PROMPT:
Using the listing below, select the lines with the word "forward" and copy them.

Dataset items:
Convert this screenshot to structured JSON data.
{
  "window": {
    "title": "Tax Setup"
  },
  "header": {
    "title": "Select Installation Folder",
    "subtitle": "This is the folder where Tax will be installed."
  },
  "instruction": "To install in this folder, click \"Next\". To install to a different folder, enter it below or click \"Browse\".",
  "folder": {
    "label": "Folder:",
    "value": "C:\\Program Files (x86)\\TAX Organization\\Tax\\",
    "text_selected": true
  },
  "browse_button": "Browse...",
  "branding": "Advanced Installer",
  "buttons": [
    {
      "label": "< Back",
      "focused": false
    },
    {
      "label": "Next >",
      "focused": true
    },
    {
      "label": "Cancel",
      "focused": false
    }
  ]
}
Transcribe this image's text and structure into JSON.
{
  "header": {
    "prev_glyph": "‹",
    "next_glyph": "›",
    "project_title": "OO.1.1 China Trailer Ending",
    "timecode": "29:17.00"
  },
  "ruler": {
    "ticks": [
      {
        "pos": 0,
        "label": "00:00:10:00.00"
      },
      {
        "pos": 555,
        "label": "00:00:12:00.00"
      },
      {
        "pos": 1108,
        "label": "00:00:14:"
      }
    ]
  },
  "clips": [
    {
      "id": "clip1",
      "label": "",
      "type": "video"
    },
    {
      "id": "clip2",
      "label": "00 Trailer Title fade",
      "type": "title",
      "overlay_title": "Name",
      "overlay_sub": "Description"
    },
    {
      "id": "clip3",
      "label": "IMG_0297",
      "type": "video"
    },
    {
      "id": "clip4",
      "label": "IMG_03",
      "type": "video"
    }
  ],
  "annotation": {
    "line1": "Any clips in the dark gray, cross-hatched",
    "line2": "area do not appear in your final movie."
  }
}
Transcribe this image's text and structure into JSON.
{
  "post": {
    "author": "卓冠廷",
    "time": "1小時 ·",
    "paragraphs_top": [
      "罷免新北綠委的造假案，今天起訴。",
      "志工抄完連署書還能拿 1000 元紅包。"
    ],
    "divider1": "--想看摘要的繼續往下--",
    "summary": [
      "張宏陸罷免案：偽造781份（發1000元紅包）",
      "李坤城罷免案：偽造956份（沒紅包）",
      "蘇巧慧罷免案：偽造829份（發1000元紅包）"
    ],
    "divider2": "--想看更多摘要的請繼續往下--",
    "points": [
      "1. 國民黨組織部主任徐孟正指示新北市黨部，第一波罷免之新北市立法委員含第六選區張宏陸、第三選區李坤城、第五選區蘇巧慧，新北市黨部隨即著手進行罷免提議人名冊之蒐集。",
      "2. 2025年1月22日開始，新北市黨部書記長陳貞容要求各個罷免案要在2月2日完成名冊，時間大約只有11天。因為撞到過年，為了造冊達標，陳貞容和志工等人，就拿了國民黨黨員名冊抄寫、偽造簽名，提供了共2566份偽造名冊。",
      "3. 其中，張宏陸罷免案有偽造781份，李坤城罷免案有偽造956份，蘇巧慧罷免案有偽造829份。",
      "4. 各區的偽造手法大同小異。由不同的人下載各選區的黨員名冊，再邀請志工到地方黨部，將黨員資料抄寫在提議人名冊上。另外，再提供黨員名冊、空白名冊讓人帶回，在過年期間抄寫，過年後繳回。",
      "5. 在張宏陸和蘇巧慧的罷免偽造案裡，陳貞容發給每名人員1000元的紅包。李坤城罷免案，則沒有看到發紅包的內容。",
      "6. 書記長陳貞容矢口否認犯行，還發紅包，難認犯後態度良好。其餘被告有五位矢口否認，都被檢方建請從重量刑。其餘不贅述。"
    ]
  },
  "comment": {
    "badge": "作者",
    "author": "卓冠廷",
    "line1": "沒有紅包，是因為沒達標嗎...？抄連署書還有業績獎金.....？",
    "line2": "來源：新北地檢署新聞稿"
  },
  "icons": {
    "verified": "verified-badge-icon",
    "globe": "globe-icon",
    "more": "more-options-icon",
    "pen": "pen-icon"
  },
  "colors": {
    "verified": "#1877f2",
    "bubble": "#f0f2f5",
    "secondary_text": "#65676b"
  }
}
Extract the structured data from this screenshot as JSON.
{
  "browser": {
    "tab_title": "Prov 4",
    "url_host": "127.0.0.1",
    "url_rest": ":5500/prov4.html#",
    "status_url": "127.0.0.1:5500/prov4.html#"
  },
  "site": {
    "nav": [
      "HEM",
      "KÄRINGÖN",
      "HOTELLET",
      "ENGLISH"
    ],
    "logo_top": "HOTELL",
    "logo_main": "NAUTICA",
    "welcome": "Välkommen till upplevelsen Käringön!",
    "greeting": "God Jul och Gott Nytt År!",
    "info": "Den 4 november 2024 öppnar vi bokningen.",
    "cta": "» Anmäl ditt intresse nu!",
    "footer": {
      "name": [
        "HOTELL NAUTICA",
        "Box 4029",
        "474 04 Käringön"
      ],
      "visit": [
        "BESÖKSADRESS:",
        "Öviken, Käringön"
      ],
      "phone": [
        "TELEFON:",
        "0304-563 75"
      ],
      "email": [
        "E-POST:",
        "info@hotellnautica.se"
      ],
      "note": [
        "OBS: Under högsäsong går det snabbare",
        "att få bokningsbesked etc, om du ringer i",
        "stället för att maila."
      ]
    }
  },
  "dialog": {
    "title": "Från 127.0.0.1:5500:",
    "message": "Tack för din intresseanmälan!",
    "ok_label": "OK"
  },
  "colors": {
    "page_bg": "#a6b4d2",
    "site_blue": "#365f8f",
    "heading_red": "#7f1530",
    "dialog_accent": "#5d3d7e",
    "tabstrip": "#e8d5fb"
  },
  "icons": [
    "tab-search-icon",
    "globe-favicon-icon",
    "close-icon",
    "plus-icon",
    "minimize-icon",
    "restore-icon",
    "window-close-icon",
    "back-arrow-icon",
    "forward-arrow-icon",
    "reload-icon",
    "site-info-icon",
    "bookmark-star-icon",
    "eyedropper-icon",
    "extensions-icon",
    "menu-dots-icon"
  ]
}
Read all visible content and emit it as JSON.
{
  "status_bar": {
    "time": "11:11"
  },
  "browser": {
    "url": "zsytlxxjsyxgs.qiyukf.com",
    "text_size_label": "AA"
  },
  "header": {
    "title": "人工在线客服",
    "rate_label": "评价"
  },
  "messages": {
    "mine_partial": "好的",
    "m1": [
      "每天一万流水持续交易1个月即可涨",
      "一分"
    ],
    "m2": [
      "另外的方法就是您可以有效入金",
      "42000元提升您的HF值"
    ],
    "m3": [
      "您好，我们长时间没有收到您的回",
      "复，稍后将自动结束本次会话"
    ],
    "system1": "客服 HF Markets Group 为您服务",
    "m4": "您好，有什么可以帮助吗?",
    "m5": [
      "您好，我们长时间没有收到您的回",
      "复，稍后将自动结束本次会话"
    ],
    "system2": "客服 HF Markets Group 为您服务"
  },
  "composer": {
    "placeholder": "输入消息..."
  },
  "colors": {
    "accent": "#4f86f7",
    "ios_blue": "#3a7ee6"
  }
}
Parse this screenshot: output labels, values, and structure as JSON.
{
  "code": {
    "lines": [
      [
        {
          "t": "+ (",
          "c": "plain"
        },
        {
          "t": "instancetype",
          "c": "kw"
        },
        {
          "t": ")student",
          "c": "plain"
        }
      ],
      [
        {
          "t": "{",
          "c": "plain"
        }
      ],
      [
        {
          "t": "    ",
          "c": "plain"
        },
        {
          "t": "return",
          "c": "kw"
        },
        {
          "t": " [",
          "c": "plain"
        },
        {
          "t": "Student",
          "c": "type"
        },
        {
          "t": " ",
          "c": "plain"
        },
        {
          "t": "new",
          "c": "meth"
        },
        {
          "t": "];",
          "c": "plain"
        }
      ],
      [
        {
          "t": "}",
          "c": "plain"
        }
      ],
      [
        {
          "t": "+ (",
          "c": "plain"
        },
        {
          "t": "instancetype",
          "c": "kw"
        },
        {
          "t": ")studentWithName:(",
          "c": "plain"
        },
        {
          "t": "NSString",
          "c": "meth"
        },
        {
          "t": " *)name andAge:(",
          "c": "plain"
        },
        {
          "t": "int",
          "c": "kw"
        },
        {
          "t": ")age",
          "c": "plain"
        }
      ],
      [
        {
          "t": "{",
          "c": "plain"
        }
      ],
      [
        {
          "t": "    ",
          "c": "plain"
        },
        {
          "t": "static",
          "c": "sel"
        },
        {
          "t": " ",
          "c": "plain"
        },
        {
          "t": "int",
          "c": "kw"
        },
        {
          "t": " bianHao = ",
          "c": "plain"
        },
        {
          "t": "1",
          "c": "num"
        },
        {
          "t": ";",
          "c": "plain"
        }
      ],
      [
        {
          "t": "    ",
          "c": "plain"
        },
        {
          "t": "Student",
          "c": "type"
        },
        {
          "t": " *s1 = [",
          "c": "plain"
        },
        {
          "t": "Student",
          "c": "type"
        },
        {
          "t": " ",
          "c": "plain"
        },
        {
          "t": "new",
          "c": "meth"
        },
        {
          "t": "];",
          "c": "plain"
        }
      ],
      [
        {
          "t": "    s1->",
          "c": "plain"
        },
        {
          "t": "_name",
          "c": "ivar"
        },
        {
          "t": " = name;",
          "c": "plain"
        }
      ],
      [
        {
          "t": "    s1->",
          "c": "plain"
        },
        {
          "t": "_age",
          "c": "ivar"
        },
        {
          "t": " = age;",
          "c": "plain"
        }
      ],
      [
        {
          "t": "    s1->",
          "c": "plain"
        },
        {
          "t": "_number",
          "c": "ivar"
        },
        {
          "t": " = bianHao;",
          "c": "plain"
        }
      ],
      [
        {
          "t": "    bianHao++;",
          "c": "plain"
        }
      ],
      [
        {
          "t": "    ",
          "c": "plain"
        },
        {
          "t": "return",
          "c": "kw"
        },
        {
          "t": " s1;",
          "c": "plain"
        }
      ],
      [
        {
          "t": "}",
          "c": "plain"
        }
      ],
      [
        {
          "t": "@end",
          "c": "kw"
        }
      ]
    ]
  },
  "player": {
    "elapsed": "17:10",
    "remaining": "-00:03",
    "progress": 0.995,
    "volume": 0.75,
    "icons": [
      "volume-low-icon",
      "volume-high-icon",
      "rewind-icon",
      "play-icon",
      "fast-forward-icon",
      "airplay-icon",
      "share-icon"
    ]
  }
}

EXERCISE ANSWER:
    "forward-arrow-icon",
      "fast-forward-icon",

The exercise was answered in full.